### Input records:
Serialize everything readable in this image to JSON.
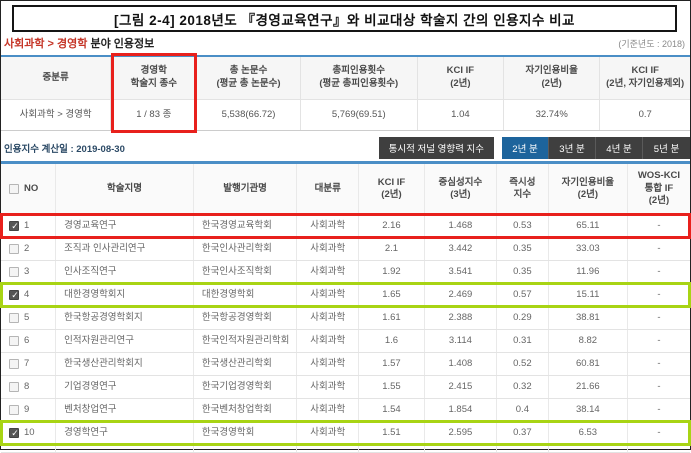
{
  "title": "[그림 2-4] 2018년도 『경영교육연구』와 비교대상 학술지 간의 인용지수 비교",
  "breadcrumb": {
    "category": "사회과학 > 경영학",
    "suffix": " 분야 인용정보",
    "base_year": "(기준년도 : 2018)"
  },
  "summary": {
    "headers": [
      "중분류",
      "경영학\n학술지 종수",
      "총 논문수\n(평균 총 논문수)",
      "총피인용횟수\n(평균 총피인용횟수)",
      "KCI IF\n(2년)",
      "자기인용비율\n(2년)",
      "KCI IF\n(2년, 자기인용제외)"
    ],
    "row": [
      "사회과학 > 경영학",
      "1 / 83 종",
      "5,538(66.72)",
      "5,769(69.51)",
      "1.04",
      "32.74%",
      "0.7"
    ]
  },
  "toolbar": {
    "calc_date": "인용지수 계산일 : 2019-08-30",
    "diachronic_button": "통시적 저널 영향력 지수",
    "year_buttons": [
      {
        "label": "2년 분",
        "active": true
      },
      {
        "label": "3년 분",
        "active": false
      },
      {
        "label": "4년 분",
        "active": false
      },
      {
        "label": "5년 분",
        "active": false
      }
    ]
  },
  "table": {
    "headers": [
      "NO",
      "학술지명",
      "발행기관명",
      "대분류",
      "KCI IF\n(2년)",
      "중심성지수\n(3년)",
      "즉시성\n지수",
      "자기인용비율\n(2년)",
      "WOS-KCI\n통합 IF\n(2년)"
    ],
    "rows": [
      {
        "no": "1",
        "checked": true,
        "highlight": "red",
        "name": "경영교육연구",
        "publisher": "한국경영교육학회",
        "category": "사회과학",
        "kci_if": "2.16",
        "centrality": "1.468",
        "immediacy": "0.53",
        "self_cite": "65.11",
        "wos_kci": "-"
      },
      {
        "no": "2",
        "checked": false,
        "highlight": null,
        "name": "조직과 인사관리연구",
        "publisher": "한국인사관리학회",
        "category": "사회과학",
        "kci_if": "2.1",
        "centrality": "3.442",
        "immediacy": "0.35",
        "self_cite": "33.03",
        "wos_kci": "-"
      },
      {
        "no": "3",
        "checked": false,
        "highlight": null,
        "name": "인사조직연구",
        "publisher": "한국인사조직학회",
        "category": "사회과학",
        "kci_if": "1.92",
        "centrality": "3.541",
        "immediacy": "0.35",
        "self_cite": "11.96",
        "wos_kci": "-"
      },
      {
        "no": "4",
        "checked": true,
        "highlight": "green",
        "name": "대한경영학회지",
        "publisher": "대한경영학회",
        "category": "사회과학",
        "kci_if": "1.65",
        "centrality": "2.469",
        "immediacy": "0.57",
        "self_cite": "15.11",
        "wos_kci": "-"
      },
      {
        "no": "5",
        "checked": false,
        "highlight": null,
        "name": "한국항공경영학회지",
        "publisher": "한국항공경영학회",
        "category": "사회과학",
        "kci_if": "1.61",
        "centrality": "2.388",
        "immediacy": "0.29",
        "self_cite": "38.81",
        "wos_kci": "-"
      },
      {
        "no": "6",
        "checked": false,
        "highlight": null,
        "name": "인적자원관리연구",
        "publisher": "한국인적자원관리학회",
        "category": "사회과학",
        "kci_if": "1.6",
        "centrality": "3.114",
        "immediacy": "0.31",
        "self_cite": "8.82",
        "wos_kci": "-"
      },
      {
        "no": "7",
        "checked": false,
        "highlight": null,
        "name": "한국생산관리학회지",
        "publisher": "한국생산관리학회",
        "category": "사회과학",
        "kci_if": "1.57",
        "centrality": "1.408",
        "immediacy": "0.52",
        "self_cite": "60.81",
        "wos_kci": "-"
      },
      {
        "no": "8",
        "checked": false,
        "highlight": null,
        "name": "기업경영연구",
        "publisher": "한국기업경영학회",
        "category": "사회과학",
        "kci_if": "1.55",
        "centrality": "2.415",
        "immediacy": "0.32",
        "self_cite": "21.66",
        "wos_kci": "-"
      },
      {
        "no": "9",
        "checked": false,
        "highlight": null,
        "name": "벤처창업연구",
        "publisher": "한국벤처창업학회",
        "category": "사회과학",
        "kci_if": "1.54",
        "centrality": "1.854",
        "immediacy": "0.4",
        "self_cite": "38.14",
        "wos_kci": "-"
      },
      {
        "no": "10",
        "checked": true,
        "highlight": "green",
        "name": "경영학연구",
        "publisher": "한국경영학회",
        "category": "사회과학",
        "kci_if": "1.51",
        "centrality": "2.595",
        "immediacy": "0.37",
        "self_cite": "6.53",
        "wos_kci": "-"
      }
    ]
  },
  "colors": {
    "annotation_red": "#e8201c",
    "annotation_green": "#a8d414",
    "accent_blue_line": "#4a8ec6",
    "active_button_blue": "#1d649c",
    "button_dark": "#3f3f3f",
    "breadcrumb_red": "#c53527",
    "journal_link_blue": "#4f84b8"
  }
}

### Exercise brief:
Pull every line containing the word "immediacy" out of the material and copy it.

### Answer:
        "immediacy": "0.53",
        "immediacy": "0.35",
        "immediacy": "0.35",
        "immediacy": "0.57",
        "immediacy": "0.29",
        "immediacy": "0.31",
        "immediacy": "0.52",
        "immediacy": "0.32",
        "immediacy": "0.4",
        "immediacy": "0.37",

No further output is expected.